=== DATA SUPPLIED ===
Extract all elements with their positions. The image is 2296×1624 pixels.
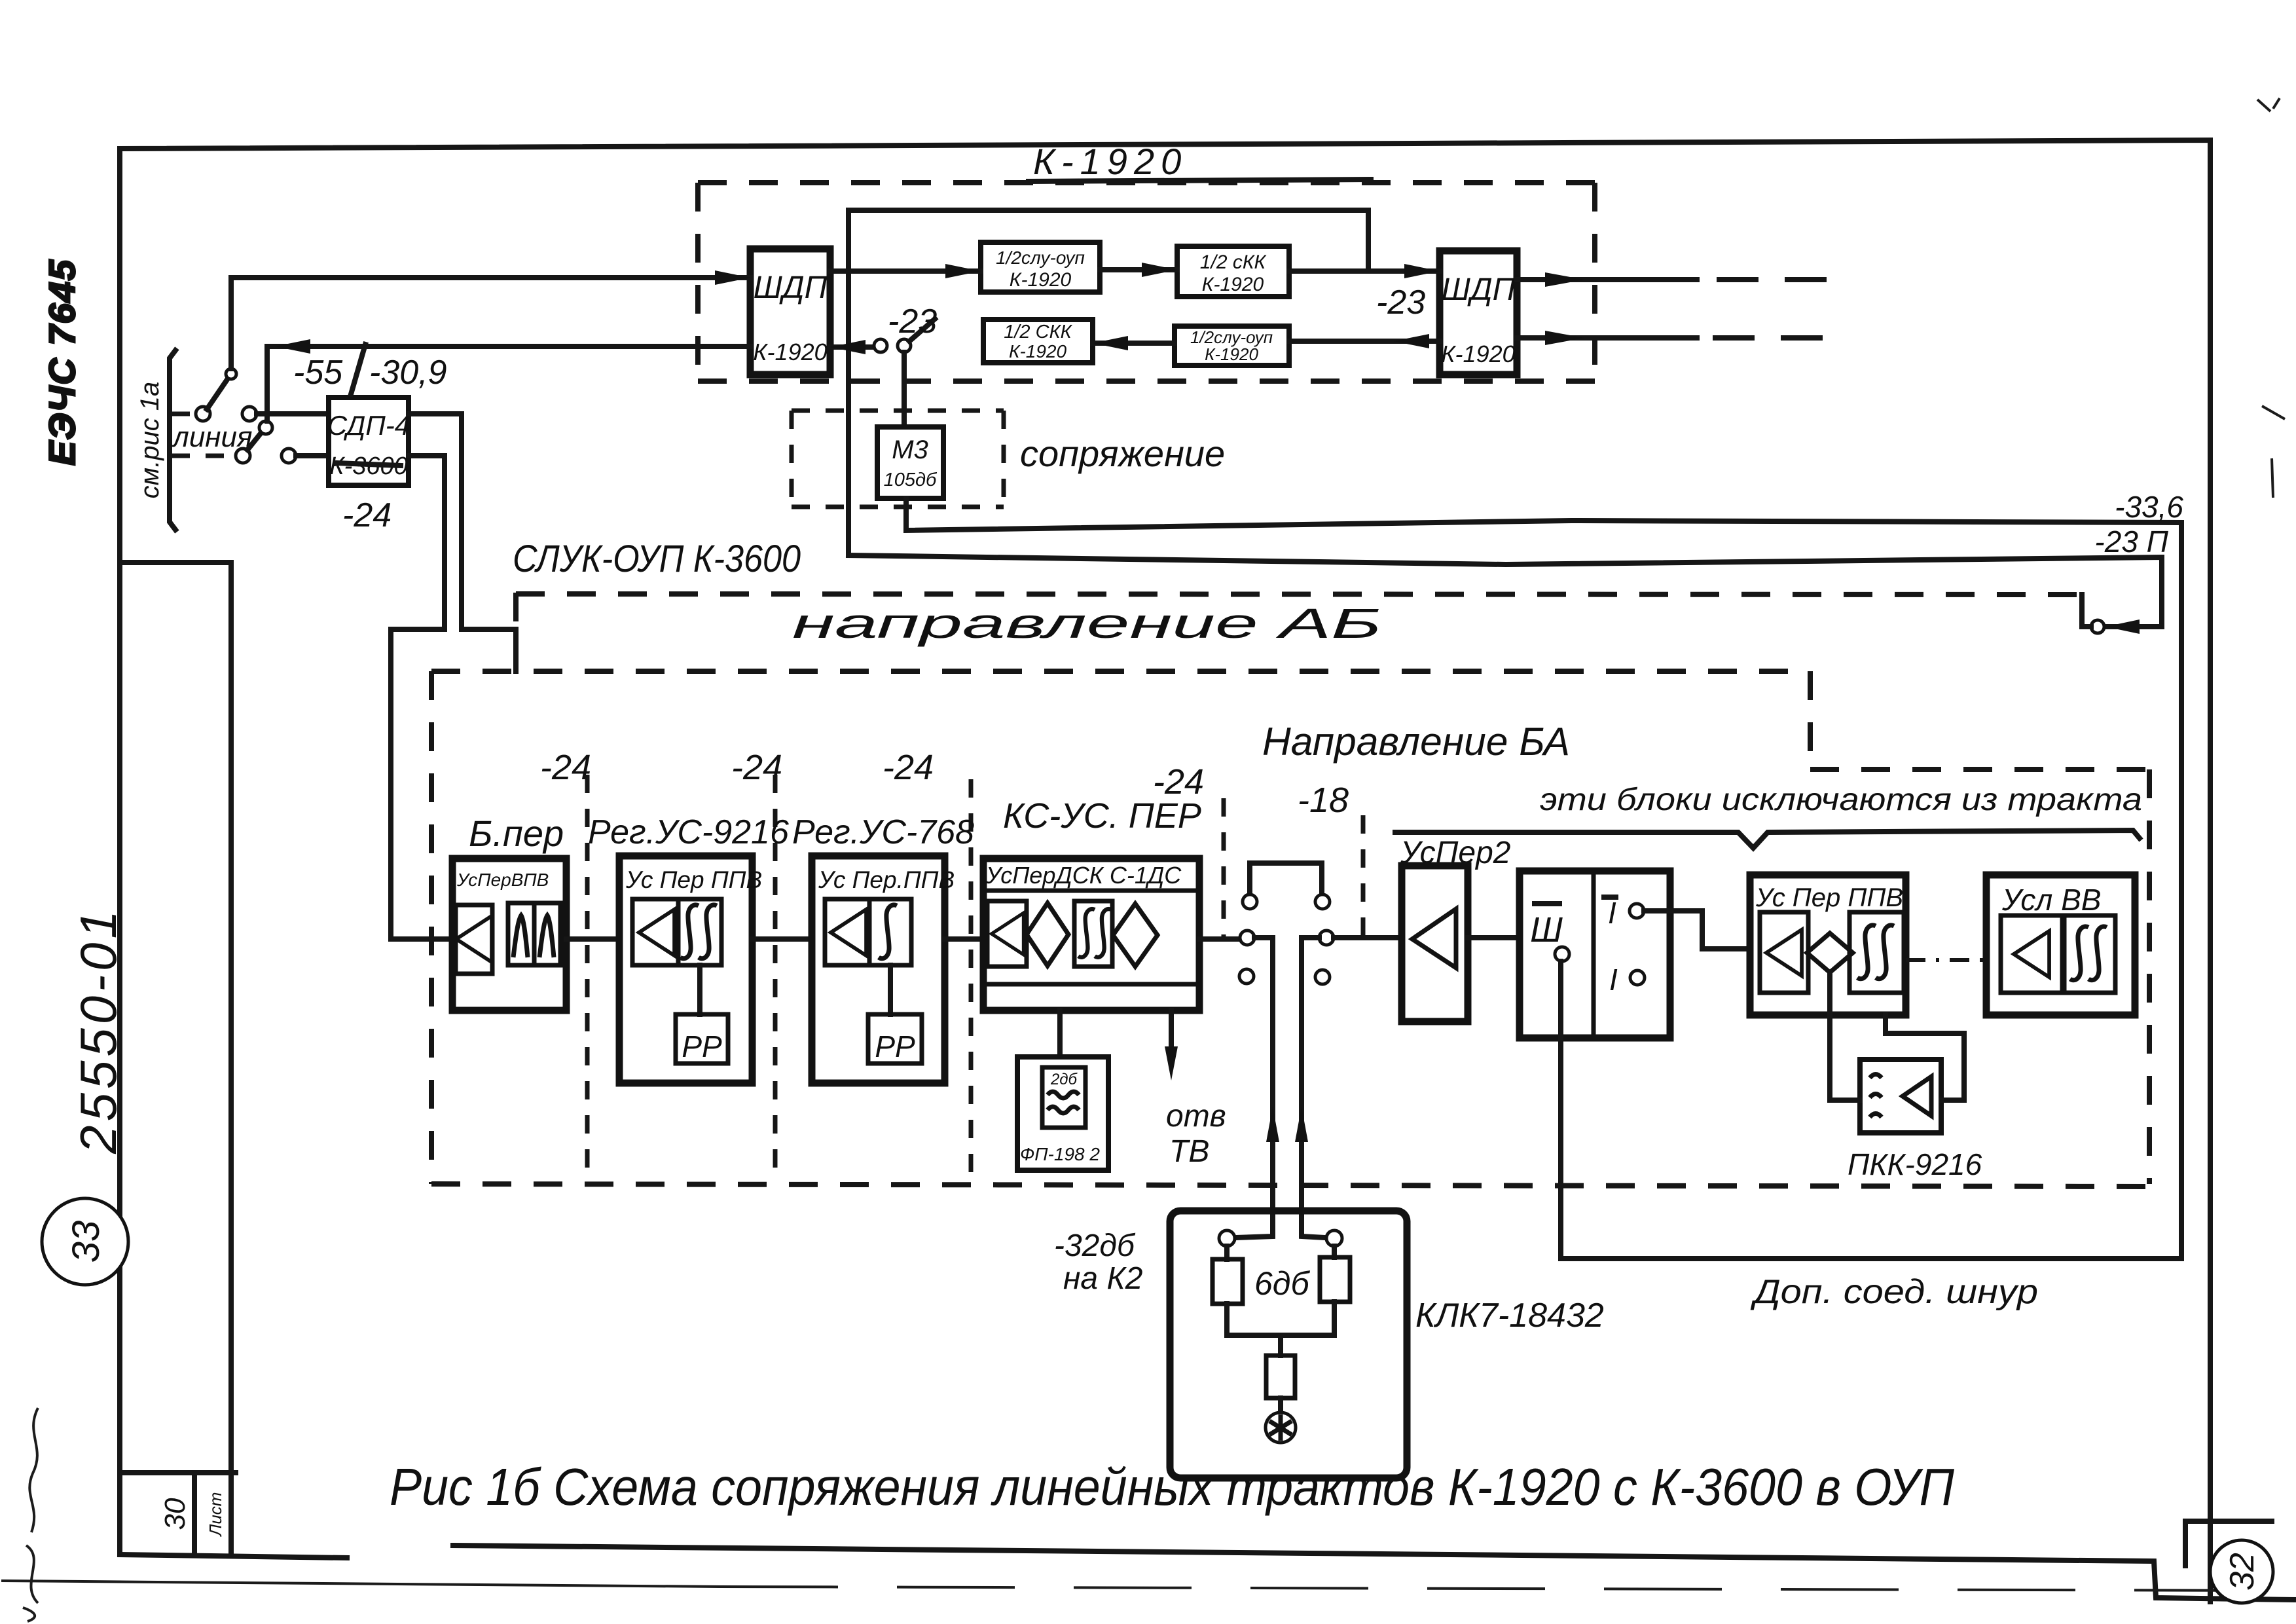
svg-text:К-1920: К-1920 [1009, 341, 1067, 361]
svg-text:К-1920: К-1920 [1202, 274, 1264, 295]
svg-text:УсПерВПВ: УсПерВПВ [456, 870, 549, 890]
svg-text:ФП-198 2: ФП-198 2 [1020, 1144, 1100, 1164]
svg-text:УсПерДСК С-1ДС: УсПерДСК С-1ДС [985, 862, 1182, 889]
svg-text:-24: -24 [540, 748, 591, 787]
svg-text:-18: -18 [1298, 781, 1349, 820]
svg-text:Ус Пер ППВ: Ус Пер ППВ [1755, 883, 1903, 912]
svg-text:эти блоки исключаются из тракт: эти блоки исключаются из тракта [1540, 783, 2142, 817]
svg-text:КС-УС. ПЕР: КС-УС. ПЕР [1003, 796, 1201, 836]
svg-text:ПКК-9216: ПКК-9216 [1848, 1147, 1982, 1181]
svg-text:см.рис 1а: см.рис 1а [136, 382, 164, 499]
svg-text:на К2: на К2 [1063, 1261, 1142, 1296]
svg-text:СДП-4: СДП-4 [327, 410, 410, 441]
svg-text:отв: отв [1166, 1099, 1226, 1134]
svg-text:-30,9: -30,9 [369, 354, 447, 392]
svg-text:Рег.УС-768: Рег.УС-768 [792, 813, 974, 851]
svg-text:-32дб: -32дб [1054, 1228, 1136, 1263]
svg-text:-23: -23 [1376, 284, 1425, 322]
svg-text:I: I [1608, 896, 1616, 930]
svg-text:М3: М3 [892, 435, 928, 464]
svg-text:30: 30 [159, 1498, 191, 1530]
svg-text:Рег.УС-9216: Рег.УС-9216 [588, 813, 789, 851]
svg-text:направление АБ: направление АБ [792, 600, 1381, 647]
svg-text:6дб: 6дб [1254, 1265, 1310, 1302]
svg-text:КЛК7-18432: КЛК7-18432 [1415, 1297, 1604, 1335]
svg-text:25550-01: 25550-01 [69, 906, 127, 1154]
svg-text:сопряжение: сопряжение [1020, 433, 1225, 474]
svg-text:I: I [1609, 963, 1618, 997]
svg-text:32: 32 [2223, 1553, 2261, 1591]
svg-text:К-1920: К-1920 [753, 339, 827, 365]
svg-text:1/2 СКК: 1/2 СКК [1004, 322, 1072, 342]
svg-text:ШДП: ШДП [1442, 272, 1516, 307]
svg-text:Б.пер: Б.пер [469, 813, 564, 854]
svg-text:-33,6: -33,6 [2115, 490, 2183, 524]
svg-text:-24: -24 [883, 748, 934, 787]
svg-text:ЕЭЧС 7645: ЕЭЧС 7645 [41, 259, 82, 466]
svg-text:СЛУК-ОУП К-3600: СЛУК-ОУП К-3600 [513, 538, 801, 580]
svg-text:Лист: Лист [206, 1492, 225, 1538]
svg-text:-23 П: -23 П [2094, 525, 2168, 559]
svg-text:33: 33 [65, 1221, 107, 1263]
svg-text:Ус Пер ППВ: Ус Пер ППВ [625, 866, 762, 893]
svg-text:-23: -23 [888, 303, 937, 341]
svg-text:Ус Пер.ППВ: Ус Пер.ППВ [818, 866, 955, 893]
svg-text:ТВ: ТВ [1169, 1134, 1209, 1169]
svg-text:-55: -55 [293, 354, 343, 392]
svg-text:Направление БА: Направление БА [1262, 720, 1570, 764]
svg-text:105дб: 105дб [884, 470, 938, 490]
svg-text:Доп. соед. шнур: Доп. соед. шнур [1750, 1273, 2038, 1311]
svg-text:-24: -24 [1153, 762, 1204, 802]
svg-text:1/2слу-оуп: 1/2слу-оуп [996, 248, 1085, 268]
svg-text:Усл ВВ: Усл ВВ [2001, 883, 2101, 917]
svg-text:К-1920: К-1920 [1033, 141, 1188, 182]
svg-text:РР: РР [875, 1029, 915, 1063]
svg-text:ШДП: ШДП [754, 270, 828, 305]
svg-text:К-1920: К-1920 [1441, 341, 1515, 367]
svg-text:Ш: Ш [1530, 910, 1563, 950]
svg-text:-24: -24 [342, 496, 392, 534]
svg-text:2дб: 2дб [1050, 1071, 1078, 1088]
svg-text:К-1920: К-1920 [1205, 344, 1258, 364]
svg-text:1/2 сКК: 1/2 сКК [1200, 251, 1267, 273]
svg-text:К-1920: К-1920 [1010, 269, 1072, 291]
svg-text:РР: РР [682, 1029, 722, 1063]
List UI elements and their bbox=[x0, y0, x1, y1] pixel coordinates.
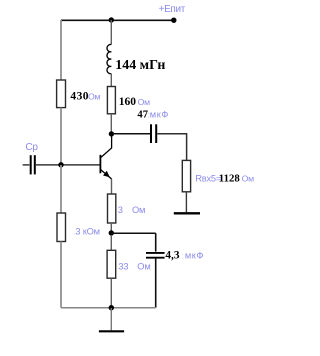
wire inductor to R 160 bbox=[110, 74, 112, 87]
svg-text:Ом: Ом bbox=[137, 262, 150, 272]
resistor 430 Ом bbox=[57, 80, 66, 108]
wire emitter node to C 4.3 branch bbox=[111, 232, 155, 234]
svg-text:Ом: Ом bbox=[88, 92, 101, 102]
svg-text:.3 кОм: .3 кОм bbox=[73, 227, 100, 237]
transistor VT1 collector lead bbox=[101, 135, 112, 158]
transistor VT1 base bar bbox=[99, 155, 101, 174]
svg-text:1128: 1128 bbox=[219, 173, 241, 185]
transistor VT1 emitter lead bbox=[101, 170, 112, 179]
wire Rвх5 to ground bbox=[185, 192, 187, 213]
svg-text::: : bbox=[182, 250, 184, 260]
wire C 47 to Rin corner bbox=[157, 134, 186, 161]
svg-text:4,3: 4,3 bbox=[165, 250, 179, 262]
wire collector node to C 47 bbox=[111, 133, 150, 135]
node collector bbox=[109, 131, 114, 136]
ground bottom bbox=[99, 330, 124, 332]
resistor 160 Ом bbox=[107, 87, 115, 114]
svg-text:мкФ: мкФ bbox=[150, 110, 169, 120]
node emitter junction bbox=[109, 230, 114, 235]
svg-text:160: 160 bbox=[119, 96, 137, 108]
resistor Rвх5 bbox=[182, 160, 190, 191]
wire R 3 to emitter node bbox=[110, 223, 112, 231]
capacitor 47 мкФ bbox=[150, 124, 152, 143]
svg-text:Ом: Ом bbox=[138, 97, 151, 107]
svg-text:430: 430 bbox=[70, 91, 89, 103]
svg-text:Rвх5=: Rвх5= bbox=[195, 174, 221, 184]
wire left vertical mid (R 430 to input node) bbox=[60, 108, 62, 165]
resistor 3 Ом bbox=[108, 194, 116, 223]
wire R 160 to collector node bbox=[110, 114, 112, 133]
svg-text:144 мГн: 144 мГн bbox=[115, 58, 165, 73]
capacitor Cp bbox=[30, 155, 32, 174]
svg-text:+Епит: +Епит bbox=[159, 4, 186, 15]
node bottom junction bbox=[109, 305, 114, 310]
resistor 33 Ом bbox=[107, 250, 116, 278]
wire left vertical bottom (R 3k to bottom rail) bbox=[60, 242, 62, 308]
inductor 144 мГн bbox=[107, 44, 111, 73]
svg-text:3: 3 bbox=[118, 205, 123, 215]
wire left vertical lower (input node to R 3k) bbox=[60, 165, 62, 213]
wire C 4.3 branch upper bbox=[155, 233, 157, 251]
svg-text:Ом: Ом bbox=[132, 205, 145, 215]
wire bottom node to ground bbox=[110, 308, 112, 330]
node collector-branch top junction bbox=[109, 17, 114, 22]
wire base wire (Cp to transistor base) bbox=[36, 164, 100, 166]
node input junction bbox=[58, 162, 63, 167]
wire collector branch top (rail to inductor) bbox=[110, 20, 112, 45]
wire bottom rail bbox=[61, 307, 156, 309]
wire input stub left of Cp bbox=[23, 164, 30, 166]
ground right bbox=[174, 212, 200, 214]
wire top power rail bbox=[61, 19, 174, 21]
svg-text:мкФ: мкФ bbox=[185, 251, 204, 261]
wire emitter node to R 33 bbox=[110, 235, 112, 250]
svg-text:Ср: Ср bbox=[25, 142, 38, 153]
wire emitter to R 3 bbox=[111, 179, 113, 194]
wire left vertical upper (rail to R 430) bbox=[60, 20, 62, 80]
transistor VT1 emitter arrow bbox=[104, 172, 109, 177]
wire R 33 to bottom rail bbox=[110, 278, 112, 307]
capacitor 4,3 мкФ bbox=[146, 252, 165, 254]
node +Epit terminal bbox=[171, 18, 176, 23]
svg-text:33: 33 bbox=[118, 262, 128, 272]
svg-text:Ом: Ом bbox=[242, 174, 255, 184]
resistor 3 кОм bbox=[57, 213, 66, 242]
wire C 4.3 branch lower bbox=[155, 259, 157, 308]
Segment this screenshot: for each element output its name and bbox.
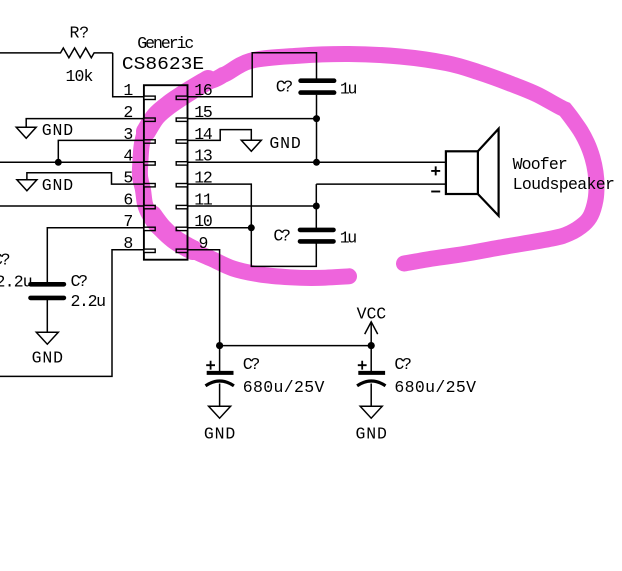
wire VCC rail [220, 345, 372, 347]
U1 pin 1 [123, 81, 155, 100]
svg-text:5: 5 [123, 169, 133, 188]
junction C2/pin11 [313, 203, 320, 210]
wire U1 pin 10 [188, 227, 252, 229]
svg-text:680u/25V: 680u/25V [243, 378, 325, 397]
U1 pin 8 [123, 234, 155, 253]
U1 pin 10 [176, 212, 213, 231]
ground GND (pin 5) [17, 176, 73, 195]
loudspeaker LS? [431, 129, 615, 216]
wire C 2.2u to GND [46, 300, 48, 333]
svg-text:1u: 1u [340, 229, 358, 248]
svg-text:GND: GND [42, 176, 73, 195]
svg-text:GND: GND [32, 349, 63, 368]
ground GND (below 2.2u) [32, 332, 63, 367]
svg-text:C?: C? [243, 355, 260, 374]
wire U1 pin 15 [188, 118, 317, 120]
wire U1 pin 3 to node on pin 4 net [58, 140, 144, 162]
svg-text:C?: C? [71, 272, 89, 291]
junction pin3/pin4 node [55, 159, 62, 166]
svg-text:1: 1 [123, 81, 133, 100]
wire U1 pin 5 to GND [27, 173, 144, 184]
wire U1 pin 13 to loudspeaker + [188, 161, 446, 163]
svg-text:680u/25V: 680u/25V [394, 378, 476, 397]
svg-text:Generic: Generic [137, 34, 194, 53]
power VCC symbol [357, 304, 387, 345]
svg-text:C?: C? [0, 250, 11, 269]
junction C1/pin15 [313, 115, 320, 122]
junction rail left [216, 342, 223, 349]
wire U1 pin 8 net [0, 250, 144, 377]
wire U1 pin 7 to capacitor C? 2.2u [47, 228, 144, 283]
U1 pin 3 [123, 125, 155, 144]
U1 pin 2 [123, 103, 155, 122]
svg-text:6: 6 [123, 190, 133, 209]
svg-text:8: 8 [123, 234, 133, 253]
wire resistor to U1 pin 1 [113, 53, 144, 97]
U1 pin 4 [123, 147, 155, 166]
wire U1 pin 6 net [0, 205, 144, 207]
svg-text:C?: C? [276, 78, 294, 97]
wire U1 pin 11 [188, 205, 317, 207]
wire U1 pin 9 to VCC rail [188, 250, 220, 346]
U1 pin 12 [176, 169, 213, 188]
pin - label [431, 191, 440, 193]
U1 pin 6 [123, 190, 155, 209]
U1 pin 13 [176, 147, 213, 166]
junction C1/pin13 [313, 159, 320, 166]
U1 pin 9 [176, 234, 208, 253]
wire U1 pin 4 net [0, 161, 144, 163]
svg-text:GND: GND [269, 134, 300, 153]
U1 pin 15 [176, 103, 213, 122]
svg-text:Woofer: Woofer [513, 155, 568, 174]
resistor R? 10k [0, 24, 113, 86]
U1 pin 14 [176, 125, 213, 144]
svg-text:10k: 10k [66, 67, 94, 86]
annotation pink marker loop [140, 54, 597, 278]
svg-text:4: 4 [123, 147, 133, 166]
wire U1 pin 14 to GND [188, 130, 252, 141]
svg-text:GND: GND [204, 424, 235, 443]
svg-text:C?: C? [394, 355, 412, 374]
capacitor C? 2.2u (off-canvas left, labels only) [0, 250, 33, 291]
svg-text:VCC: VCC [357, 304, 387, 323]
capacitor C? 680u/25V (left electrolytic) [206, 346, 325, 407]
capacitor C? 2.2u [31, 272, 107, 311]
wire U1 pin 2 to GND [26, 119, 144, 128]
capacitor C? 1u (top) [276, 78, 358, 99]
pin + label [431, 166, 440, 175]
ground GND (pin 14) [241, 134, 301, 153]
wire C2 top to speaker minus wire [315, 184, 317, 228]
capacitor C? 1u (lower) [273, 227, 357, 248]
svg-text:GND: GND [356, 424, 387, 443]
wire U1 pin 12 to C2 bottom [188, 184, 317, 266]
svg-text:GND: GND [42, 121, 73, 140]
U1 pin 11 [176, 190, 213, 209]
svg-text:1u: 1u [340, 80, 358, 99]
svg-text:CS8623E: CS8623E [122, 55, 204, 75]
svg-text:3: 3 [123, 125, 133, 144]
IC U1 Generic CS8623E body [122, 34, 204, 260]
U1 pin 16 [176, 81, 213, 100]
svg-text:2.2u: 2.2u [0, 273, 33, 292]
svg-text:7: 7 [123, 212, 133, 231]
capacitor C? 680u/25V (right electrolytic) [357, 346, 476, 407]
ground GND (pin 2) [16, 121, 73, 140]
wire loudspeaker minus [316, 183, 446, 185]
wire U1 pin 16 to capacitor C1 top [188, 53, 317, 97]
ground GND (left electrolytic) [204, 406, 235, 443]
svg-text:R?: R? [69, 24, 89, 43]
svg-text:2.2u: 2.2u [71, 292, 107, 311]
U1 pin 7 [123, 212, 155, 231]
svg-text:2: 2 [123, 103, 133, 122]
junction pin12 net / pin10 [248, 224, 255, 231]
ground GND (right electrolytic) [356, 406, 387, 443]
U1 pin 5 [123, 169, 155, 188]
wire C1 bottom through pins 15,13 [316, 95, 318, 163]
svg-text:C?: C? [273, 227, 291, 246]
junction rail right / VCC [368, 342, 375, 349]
===
THE PROBLEM
Copy word for word the lines of the data starting with the line that contains "wire inductor to" and going on through the line that contains "transistor VT1 collector", with both of those lines included.

FULL SOLUTION
wire inductor to R 160 bbox=[110, 74, 112, 87]
svg-text:Ом: Ом bbox=[137, 262, 150, 272]
resistor 430 Ом bbox=[57, 80, 66, 108]
wire emitter node to C 4.3 branch bbox=[111, 232, 155, 234]
svg-text:Ом: Ом bbox=[88, 92, 101, 102]
svg-text:.3 кОм: .3 кОм bbox=[73, 227, 100, 237]
transistor VT1 collector lead bbox=[101, 135, 112, 158]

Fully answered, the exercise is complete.